Extracted records:
▼▼▼
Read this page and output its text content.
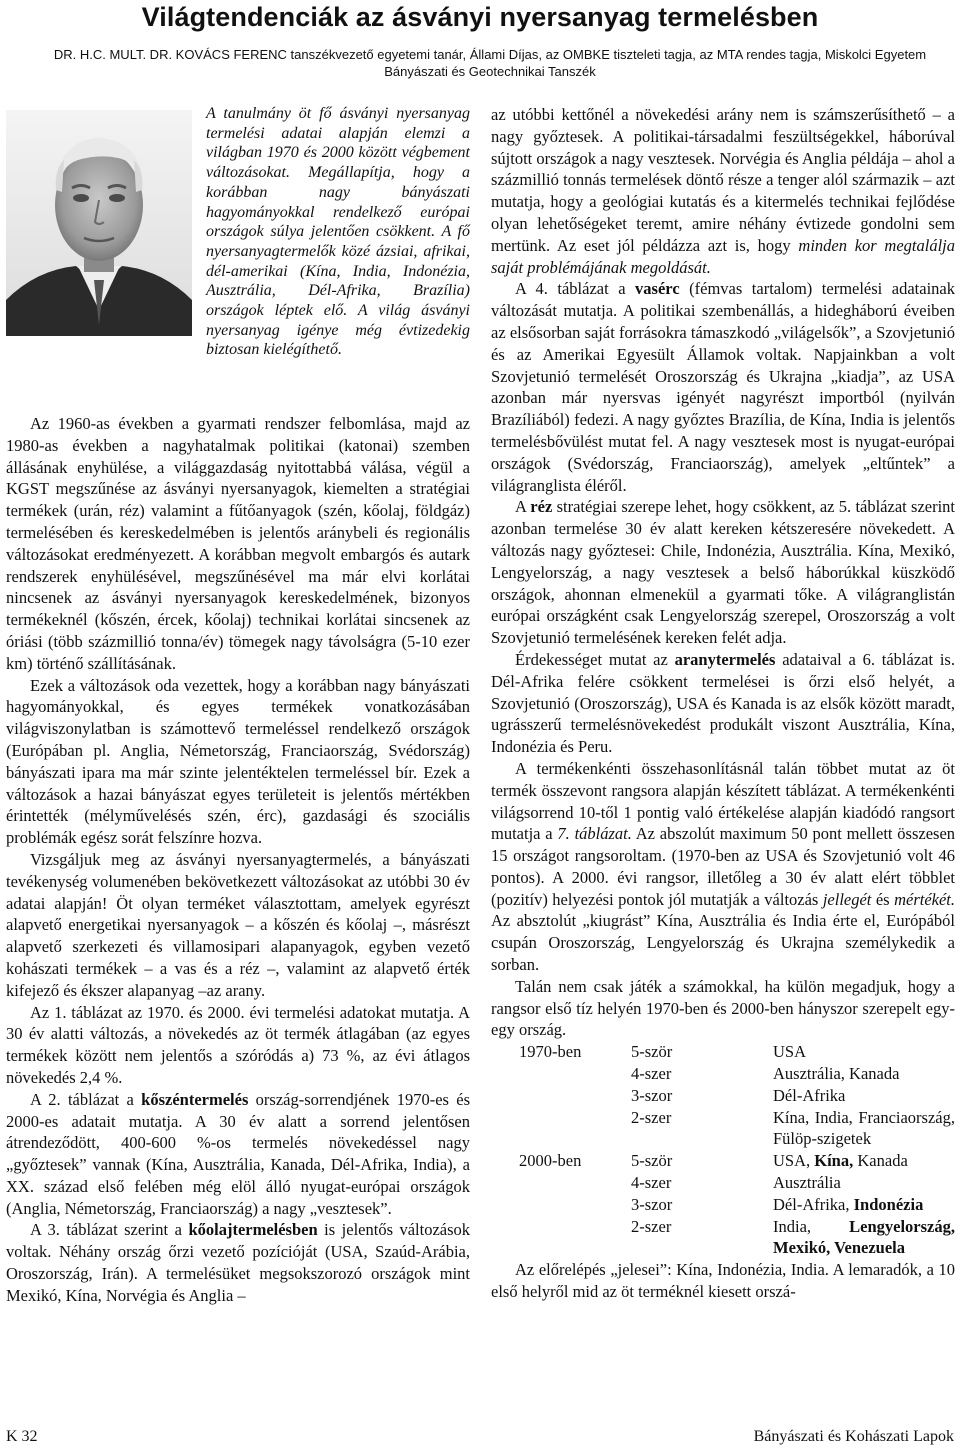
Világtendenciák az ásványi nyersanyag termelésben
DR. H.C. MULT. DR. KOVÁCS FERENC tanszékvezető egyetemi tanár, Állami Díjas, az OMBKE tiszteleti tagja, az MTA rendes tagja, Miskolci Egyetem Bányászati és Geotechnikai Tanszék

A tanulmány öt fő ásványi nyersanyag termelési adatai alapján elemzi a világban 1970 és 2000 között végbement változásokat. Megállapítja, hogy a korábban nagy bányászati hagyományokkal rendelkező európai országok súlya jelentően csökkent. A fő nyersanyagtermelők közé ázsiai, afrikai, dél-amerikai (Kína, India, Indonézia, Ausztrália, Dél-Afrika, Brazília) országok léptek elő. A világ ásványi nyersanyag igénye még évtizedekig biztosan kielégíthető.

Az 1960-as években a gyarmati rendszer felbomlása, majd az 1980-as években a nagyhatalmak politikai (katonai) szemben állásának enyhülése, a világgazdaság nyitottabbá válása, végül a KGST megszűnése az ásványi nyersanyagok, kiemelten a stratégiai termékek (urán, réz) valamint a fűtőanyagok (szén, kőolaj, földgáz) termelésében és kereskedelmében is jelentős aránybeli és regionális változásokat eredményezett. A korábban megvolt embargós és autark rendszerek enyhülésével, megszűnésével ma már elvi korlátai nincsenek az ásványi nyersanyagok kereskedelmének, bizonyos termékeknél (kőszén, ércek, kőolaj) technikai korlátai sincsenek az óriási (több százmillió tonna/év) tömegek nagy távolságra (5-10 ezer km) történő szállításának.

Ezek a változások oda vezettek, hogy a korábban nagy bányászati hagyományokkal, és egyes termékek vonatkozásában világviszonylatban is számottevő termeléssel rendelkező országok (Európában pl. Anglia, Németország, Franciaország, Svédország) bányászati ipara ma már szinte jelentéktelen termeléssel bír. Ezek a változások a hazai bányászat egyes területeit is jelentős mértékben érintették (mélyművelésés szén, érc), gazdasági és szociális problémák egész sorát felszínre hozva.

Vizsgáljuk meg az ásványi nyersanyagtermelés, a bányászati tevékenység volumenében bekövetkezett változásokat az utóbbi 30 év adatai alapján! Öt olyan terméket választottam, amelyek egyrészt alapvető energetikai nyersanyagok – a kőszén és kőolaj –, másrészt alapvető szerkezeti és villamosipari alapanyagok, egyben vezető kohászati termékek – a vas és a réz –, valamint az alapvető érték kifejező és ékszer alapanyag –az arany.

Az 1. táblázat az 1970. és 2000. évi termelési adatokat mutatja. A 30 év alatti változás, a növekedés az öt termék átlagában (az egyes termékek között nem jelentős a szóródás a) 73 %, az évi átlagos növekedés 2,4 %.

A 2. táblázat a kőszéntermelés ország-sorrendjének 1970-es és 2000-es adatait mutatja. A 30 év alatt a sorrend jelentősen átrendeződött, 400-600 %-os termelés növekedéssel nagy „győztesek” vannak (Kína, Ausztrália, Kanada, Dél-Afrika, India), a XX. század első felében még elöl álló nyugat-európai országok (Anglia, Németország, Franciaország) a nagy „vesztesek”.

A 3. táblázat szerint a kőolajtermelésben is jelentős változások voltak. Néhány ország őrzi vezető pozícióját (USA, Szaúd-Arábia, Oroszország, Irán). A termelésüket megsokszorozó országok mint Mexikó, Kína, Norvégia és Anglia –

az utóbbi kettőnél a növekedési arány nem is számszerűsíthető – a nagy győztesek. A politikai-társadalmi feszültségekkel, háborúval sújtott országok a nagy vesztesek. Norvégia és Anglia példája – ahol a százmillió tonnás termelések döntő része a tenger alól származik – azt mutatja, hogy a geológiai kutatás és a kitermelés technikai fejlődése olyan lehetőségeket teremt, amire néhány évtizede gondolni sem mertünk. Az eset jól példázza azt is, hogy minden kor megtalálja saját problémájának megoldását.

A 4. táblázat a vasérc (fémvas tartalom) termelési adatainak változását mutatja. A politikai szembenállás, a hidegháború éveiben az elsősorban saját forrásokra támaszkodó „világelsők”, a Szovjetunió és az Amerikai Egyesült Államok voltak. Napjainkban a volt Szovjetunió termelését Oroszország és Ukrajna „kiadja”, az USA azonban már nyersvas igényét nagyrészt importból (nyilván Brazíliából) fedezi. A nagy győztes Brazília, de Kína, India is jelentős termelésbővülést mutat fel. A nagy vesztesek most is nyugat-európai országok (Svédország, Franciaország), amelyek „eltűntek” a világranglista éléről.

A réz stratégiai szerepe lehet, hogy csökkent, az 5. táblázat szerint azonban termelése 30 év alatt kereken kétszeresére növekedett. A változás nagy győztesei: Chile, Indonézia, Ausztrália. Kína, Mexikó, Lengyelország, a nagy vesztesek a belső háborúkkal küszködő országok, ahonnan elmenekül a gyarmati tőke. A világranglistán európai országként csak Lengyelország szerepel, Oroszország a volt Szovjetunió termelésének kereken felét adja.

Érdekességet mutat az aranytermelés adataival a 6. táblázat is. Dél-Afrika felére csökkent termelései is őrzi első helyét, a Szovjetunió (Oroszország), USA és Kanada is az elsők között maradt, ugrásszerű termelésnövekedést produkált viszont Ausztrália, Kína, Indonézia és Peru.

A termékenkénti összehasonlításnál talán többet mutat az öt termék összevont rangsora alapján készített táblázat. A termékenkénti világsorrend 10-től 1 pontig való értékelése alapján kiadódó rangsort mutatja a 7. táblázat. Az abszolút maximum 50 pont mellett összesen 15 országot rangsoroltam. (1970-ben az USA és Szovjetunió volt 46 pontos). A 2000. évi rangsor, illetőleg a 30 év alatt elért többlet (pozitív) helyezési pontok jól mutatják a változás jellegét és mértékét. Az absztolút „kiugrást” Kína, Ausztrália és India érte el, Európából csupán Oroszország, Lengyelország és Ukrajna személykedik a sorban.

Talán nem csak játék a számokkal, ha külön megadjuk, hogy a rangsor első tíz helyén 1970-ben és 2000-ben hányszor szerepelt egy-egy ország.

1970-ben	5-ször	USA
	4-szer	Ausztrália, Kanada
	3-szor	Dél-Afrika
	2-szer	Kína, India, Franciaország, Fülöp-szigetek
2000-ben	5-ször	USA, Kína, Kanada
	4-szer	Ausztrália
	3-szor	Dél-Afrika, Indonézia
	2-szer	India, Lengyelország, Mexikó, Venezuela

Az előrelépés „jelesei”: Kína, Indonézia, India. A lemaradók, a 10 első helyről mid az öt terméknél kiesett orszá-

K 32	Bányászati és Kohászati Lapok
▲▲▲
EXERCISE AIM:
Across the material above, count every line holding "ször" and write down only the number.

SOLUTION BELOW:
2